_Aim of the exercise_.
Below are the records; pull every line that includes "JSON".

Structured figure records
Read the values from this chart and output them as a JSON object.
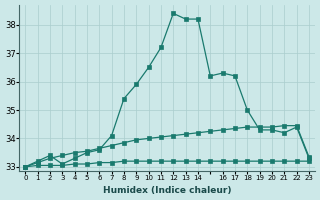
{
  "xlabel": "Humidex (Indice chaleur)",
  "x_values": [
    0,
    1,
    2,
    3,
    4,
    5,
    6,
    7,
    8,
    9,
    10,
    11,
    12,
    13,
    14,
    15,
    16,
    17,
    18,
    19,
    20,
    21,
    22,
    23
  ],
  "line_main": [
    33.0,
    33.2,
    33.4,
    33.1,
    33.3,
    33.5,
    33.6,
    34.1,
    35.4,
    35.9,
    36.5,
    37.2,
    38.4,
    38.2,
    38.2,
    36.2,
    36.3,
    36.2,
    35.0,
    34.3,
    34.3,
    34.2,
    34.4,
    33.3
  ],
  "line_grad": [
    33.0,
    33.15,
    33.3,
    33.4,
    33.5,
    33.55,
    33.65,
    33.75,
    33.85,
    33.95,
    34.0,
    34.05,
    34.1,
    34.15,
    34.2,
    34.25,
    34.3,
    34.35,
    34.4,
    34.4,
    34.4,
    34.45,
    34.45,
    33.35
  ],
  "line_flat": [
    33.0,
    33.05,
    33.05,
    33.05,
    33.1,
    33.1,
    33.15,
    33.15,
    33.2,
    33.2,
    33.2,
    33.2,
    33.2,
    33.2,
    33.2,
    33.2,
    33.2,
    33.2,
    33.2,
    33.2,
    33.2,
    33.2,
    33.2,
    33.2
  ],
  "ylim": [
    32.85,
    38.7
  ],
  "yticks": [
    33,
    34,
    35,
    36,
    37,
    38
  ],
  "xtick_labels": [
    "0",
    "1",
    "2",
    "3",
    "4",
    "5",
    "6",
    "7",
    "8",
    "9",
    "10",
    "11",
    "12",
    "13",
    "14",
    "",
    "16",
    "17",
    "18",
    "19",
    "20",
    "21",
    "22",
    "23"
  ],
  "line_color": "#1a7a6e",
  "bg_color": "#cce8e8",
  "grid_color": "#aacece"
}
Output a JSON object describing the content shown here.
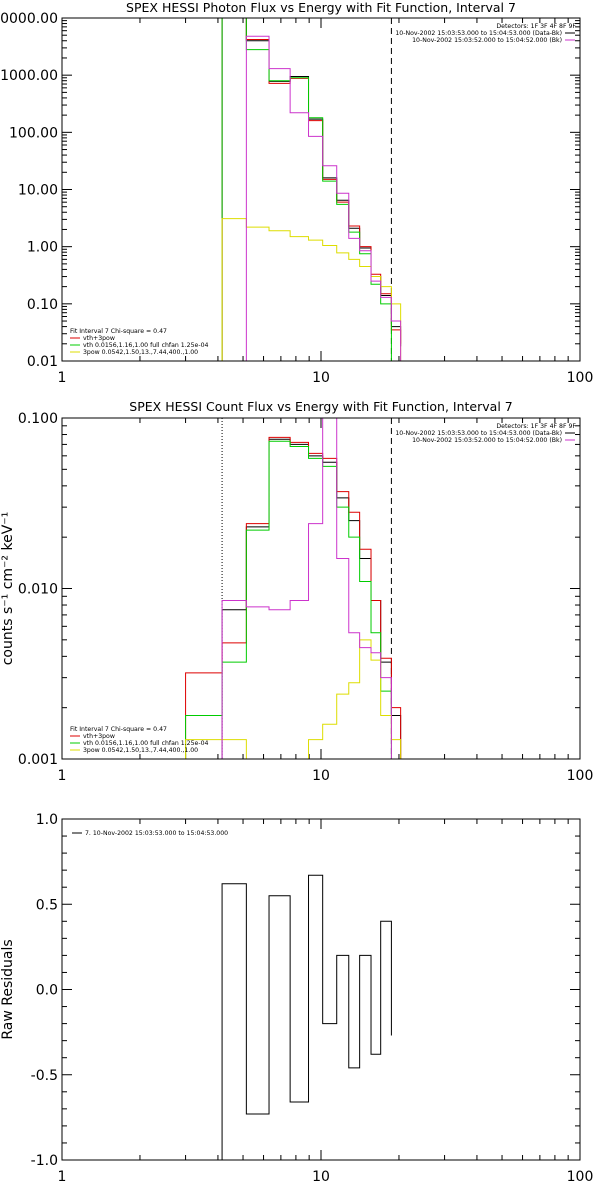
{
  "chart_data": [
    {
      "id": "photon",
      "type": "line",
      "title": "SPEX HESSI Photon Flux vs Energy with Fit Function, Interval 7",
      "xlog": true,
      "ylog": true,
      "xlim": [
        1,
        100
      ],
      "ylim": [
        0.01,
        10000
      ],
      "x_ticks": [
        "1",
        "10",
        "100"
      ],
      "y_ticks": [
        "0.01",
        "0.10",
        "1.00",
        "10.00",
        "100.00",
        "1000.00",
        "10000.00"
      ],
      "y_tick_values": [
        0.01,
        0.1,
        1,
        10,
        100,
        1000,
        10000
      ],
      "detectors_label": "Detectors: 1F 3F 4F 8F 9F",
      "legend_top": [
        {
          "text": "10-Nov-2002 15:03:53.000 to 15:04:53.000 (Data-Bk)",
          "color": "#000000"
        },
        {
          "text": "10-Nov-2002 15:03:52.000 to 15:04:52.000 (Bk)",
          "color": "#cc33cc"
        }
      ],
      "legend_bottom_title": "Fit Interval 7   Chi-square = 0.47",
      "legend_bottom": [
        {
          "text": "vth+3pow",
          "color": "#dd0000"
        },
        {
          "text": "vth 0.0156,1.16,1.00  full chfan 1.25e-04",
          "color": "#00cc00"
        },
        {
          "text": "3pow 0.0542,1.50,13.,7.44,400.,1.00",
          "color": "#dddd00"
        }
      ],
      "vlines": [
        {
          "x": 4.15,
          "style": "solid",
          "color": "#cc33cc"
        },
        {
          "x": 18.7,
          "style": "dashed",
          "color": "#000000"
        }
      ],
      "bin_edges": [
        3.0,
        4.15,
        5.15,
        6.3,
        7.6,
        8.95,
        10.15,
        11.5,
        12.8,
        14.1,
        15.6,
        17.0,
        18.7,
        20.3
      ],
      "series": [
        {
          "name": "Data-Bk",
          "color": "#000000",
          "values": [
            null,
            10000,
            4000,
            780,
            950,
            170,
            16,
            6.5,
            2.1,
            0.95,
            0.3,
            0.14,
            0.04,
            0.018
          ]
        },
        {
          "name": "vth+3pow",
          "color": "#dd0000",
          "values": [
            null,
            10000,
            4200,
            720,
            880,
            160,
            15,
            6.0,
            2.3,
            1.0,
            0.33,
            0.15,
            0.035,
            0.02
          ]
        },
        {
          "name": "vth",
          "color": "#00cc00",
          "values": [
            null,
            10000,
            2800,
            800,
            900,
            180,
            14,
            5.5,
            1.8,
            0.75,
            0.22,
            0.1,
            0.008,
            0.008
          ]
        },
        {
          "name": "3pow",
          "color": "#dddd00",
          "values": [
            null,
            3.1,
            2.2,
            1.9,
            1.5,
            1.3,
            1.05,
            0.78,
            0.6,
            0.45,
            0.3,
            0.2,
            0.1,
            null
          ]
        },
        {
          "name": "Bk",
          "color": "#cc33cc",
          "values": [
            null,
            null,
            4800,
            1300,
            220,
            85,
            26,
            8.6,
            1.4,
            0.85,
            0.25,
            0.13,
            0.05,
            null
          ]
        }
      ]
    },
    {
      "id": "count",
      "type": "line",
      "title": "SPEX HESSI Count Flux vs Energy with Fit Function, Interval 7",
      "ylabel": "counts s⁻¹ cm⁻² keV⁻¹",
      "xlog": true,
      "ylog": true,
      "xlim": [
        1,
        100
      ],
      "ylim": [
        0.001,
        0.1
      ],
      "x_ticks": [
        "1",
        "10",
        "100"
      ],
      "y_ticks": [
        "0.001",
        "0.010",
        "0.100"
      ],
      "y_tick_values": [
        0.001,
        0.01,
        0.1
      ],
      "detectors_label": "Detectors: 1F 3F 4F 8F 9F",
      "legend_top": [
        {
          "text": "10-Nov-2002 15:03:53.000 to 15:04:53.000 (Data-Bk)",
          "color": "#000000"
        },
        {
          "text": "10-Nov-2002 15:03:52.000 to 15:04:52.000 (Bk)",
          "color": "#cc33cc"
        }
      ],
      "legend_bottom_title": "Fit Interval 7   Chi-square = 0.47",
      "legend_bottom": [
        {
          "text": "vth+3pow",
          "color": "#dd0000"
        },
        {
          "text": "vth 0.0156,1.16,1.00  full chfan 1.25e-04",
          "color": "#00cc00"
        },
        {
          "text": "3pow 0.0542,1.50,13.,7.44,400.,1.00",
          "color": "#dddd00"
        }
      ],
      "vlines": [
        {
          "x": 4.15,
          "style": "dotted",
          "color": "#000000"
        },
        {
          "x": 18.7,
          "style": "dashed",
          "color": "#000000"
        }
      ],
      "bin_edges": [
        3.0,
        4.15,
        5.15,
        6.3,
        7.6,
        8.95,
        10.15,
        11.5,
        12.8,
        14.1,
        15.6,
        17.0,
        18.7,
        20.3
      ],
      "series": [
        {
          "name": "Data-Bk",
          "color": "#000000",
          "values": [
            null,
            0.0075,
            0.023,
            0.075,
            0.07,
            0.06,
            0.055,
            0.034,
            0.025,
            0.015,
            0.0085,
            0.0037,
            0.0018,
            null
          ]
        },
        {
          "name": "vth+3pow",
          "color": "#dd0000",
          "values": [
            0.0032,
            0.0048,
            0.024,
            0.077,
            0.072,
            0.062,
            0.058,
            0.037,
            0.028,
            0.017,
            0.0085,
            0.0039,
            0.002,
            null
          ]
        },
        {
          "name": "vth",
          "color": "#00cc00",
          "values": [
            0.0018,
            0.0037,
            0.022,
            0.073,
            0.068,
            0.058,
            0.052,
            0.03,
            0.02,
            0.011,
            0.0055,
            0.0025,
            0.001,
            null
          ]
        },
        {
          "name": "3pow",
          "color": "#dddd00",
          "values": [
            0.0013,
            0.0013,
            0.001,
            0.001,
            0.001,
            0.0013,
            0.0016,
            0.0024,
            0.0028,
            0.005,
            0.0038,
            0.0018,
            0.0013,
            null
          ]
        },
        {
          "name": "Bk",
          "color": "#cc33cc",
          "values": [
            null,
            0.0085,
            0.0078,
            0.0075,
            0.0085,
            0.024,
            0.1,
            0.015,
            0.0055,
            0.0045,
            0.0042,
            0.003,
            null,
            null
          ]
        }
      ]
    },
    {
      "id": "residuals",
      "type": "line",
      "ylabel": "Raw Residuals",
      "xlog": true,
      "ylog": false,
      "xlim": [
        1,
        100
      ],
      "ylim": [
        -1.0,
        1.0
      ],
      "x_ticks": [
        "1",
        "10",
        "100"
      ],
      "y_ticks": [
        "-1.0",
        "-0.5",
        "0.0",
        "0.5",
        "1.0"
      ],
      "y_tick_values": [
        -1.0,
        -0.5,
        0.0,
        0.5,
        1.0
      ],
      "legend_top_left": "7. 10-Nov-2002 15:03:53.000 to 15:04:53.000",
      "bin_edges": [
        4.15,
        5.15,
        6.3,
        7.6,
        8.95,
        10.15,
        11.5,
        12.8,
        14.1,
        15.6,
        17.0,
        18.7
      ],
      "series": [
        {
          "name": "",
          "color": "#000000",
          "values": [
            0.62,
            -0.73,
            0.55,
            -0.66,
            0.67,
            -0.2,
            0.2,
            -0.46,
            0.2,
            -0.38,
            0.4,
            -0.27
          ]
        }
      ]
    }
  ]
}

--

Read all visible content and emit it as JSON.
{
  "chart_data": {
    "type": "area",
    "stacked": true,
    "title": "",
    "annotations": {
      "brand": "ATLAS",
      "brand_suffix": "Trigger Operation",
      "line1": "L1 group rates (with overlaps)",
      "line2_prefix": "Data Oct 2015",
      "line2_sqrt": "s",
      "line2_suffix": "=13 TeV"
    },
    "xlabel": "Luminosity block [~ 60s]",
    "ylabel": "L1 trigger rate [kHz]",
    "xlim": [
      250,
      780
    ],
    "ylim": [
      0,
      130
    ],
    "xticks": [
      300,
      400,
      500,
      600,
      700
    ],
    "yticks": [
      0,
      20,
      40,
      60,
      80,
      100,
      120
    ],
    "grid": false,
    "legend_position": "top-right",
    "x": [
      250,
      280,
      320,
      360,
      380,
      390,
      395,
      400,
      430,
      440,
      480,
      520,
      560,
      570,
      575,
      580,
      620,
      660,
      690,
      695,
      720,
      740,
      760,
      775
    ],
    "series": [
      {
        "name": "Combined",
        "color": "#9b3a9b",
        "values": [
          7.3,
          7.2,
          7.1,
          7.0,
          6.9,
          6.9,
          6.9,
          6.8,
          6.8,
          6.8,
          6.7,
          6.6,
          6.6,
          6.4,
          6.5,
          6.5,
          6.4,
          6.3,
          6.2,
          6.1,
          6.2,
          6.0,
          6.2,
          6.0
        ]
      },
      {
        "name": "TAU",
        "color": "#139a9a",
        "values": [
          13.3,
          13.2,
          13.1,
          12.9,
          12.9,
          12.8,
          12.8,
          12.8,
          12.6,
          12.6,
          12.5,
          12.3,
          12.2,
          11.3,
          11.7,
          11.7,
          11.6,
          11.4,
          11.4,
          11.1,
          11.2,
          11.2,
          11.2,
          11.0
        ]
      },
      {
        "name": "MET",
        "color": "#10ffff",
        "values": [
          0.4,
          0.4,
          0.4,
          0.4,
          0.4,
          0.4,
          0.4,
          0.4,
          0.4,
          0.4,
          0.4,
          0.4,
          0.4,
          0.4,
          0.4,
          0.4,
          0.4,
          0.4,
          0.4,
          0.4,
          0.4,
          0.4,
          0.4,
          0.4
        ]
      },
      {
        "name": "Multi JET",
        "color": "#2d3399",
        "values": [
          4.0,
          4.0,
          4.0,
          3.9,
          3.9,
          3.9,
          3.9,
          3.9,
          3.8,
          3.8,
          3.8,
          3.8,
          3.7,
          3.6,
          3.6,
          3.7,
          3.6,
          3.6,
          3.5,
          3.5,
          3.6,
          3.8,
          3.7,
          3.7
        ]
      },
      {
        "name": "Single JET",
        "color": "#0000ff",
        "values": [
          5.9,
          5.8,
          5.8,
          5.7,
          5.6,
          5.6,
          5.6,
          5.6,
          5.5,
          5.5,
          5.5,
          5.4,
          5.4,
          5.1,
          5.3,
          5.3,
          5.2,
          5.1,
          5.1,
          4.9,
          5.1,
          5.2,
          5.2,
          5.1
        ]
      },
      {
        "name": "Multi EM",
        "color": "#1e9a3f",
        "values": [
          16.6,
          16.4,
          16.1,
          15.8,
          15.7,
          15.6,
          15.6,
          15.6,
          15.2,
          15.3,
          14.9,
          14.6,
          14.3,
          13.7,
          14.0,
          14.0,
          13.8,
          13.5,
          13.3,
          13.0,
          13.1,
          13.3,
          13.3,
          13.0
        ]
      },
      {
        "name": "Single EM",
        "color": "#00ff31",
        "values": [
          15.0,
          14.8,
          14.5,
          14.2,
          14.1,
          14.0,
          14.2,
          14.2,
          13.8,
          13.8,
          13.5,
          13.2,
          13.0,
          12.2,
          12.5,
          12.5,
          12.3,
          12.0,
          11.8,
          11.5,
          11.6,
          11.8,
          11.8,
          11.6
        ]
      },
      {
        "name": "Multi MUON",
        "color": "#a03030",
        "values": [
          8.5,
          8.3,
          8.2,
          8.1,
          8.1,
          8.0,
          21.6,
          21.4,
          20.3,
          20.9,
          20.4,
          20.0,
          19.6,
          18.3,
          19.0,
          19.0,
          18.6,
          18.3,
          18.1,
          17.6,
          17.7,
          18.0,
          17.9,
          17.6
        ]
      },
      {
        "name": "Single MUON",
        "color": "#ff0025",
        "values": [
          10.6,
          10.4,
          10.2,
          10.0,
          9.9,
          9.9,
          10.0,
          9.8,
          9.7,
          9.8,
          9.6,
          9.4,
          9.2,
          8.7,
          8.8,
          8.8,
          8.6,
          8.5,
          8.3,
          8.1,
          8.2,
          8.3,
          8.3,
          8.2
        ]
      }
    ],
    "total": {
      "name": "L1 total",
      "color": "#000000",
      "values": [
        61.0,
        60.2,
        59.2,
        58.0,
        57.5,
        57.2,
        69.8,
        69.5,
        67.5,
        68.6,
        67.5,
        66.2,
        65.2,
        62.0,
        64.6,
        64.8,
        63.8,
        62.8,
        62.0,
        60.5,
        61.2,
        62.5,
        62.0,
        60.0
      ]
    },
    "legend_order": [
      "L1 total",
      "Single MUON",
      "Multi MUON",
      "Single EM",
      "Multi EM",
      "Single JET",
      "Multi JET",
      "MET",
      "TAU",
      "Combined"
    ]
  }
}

_Answer for this exercise_.
Read the values from this chart and output them as a JSON object.
Output a JSON object describing the content shown here.
Read all visible content and emit it as JSON.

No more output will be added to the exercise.